Prompt.
Identify every line in the records below that contains the word "page", and copy each of those lines.
— start —
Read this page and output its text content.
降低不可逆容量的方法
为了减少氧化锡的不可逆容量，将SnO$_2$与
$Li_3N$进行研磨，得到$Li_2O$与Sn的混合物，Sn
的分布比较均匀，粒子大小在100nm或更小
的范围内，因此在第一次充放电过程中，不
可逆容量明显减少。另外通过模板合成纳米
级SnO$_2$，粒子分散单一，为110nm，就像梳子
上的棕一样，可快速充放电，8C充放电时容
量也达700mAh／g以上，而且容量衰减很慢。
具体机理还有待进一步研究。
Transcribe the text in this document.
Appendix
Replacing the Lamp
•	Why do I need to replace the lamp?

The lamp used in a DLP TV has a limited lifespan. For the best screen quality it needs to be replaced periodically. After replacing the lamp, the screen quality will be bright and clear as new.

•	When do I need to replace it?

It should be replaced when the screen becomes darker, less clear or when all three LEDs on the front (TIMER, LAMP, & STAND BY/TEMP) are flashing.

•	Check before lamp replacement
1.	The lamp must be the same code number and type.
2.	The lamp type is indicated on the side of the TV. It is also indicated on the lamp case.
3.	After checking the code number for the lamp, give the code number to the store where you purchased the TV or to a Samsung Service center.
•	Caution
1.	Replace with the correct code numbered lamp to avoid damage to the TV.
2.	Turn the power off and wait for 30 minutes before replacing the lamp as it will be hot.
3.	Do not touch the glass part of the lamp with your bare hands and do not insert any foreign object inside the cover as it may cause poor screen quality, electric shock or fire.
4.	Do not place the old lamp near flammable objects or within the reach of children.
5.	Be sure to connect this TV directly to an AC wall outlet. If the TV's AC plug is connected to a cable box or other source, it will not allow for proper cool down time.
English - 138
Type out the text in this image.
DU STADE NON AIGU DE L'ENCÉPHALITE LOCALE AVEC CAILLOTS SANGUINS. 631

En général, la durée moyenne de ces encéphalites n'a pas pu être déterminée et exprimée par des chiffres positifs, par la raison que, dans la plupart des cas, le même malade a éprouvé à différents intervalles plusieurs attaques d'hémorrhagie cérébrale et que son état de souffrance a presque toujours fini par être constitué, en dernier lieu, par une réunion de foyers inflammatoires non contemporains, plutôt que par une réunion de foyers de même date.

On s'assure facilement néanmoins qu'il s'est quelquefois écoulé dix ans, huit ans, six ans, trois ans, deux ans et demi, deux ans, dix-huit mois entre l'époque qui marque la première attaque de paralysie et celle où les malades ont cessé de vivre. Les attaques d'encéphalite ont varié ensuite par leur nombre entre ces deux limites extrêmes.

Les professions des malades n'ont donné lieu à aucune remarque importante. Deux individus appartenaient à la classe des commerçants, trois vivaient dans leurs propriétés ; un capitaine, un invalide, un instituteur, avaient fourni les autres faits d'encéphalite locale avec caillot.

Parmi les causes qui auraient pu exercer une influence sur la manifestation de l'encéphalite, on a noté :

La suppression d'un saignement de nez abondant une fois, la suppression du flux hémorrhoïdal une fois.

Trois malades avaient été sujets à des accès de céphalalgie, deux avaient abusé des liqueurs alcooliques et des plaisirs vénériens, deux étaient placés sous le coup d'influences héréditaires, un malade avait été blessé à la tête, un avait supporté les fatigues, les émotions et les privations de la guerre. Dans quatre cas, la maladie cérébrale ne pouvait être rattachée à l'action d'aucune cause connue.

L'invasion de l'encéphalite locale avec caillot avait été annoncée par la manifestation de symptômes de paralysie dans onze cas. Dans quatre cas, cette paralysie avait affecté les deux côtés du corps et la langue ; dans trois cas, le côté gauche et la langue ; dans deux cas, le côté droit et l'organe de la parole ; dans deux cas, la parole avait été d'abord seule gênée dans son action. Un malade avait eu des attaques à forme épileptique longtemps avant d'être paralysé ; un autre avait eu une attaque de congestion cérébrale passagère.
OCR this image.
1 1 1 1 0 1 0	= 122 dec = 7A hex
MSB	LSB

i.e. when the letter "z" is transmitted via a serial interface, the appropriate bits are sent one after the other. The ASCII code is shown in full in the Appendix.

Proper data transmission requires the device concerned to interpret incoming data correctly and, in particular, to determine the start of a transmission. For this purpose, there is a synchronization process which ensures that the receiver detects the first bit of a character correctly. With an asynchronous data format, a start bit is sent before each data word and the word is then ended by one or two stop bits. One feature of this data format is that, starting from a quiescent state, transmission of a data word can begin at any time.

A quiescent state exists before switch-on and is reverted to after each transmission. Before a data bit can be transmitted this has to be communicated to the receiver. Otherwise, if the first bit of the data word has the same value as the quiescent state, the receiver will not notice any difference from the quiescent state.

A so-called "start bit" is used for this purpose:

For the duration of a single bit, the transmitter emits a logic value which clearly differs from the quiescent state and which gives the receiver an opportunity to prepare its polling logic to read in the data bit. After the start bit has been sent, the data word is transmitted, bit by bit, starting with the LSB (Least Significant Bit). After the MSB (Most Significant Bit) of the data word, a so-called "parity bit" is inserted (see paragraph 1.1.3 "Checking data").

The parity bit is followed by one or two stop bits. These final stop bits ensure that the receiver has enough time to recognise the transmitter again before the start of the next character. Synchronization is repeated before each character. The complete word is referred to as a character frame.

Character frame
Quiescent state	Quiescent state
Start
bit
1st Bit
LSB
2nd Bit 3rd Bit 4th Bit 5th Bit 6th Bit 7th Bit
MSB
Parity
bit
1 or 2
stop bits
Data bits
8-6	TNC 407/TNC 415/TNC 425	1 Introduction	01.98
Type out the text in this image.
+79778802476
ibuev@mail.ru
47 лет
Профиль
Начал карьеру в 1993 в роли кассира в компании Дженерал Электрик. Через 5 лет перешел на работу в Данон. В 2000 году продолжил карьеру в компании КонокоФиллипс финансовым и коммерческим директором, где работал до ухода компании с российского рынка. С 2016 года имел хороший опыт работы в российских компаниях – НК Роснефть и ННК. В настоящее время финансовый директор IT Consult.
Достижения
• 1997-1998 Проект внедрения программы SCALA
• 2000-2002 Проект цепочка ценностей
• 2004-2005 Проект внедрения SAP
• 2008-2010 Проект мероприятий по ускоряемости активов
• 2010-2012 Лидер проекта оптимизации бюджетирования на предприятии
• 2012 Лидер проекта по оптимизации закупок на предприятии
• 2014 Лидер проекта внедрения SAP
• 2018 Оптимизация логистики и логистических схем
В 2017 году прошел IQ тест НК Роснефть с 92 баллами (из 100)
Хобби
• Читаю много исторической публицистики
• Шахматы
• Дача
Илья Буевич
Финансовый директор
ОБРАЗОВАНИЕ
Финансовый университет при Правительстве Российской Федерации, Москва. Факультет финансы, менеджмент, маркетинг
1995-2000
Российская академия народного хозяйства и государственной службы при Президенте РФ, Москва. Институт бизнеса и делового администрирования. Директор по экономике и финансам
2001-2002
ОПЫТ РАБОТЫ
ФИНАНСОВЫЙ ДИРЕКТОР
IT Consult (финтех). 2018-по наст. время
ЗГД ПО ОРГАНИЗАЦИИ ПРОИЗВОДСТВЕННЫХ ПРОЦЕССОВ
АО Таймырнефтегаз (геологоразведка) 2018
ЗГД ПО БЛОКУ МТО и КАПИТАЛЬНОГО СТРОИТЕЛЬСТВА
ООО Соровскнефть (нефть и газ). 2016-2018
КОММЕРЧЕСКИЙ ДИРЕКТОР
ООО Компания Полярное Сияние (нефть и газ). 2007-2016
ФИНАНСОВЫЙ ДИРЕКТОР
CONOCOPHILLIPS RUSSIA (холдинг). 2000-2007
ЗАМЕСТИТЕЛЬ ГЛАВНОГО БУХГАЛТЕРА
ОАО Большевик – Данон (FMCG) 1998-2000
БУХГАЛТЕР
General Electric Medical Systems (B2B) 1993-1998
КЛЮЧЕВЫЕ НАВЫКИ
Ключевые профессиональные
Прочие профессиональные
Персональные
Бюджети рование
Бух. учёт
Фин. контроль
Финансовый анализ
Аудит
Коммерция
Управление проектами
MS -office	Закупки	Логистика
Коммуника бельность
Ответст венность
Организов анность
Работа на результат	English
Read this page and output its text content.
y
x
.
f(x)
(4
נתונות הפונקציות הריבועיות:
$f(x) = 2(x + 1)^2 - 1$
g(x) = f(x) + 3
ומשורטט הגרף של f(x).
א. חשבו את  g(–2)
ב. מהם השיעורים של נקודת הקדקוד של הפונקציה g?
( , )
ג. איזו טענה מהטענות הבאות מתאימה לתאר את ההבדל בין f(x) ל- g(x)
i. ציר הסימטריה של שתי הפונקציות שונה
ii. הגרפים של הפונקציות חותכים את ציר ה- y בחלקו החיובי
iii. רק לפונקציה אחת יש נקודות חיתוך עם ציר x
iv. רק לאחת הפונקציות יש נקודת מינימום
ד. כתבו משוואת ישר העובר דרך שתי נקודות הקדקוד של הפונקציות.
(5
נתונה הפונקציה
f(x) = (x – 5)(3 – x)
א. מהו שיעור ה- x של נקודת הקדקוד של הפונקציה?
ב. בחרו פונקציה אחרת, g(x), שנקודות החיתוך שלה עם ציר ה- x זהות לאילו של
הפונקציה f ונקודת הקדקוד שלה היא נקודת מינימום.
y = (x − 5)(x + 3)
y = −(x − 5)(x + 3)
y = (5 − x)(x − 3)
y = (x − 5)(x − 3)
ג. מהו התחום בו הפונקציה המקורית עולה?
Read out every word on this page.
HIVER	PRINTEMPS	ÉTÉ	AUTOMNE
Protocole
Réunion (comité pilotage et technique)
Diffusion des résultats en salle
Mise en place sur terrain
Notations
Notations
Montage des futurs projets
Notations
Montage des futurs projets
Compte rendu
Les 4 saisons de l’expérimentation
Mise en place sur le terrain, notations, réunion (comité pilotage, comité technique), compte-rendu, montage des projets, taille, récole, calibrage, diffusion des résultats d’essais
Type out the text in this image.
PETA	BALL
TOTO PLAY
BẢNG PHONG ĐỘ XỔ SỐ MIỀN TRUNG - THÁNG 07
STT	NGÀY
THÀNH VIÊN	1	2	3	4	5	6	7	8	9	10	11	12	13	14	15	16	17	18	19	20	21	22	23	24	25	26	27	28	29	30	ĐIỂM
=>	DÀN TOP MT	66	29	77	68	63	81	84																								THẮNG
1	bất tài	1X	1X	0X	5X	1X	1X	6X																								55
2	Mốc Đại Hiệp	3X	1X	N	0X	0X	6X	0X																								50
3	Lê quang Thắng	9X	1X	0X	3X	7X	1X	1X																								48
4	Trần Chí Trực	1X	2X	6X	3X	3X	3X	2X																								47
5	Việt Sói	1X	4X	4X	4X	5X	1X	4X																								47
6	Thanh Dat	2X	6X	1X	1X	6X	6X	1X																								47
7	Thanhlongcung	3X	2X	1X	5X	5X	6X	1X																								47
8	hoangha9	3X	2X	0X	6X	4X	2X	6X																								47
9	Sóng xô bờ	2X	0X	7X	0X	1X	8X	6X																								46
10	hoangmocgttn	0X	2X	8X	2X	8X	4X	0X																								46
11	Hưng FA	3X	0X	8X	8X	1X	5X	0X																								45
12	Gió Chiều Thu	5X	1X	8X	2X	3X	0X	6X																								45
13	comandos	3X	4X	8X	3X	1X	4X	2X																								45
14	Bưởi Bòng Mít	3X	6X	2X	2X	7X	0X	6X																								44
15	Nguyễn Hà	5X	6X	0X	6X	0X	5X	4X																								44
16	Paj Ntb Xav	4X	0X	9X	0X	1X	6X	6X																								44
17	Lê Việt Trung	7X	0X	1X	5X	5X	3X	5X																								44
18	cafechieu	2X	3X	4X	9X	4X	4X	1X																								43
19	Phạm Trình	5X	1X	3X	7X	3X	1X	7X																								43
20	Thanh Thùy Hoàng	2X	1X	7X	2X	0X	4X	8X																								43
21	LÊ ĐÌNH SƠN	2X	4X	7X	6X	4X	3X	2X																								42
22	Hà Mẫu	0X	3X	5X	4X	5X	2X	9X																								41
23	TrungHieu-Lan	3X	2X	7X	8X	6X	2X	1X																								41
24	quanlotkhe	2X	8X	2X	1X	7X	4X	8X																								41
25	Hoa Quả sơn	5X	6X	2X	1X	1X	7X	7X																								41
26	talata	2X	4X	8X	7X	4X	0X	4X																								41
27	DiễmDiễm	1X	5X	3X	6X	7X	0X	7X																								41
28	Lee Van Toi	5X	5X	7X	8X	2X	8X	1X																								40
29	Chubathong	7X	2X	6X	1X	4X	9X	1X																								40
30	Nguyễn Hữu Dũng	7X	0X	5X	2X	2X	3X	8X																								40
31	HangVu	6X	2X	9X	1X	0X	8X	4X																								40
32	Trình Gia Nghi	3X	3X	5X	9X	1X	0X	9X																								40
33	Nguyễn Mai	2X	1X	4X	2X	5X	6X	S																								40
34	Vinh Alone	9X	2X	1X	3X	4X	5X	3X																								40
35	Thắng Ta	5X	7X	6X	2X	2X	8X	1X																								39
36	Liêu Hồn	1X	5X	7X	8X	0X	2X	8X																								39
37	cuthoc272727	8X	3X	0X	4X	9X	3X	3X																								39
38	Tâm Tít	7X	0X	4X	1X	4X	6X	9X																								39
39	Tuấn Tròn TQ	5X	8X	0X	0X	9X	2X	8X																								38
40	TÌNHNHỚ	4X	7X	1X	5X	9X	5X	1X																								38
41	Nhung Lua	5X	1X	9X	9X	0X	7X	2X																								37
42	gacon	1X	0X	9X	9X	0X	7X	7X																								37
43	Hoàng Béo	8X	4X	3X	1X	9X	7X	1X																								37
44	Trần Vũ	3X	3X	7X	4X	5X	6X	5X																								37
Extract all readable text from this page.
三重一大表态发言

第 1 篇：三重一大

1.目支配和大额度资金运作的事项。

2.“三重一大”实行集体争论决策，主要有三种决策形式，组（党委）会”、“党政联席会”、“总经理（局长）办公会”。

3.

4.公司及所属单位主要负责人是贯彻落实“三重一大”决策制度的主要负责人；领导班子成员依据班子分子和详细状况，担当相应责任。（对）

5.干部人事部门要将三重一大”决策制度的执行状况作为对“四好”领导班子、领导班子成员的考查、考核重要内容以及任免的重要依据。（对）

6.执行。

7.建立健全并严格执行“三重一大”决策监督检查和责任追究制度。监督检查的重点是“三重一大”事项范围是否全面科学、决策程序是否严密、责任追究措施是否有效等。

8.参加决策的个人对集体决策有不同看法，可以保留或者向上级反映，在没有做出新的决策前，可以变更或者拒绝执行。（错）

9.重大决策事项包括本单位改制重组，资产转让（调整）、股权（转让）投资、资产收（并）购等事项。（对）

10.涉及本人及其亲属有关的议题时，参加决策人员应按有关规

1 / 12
— end —
Exercise output.
Read this page and output its text content.
Read this page and output its text content.
Read out every word on this page.
Extract all readable text from this page.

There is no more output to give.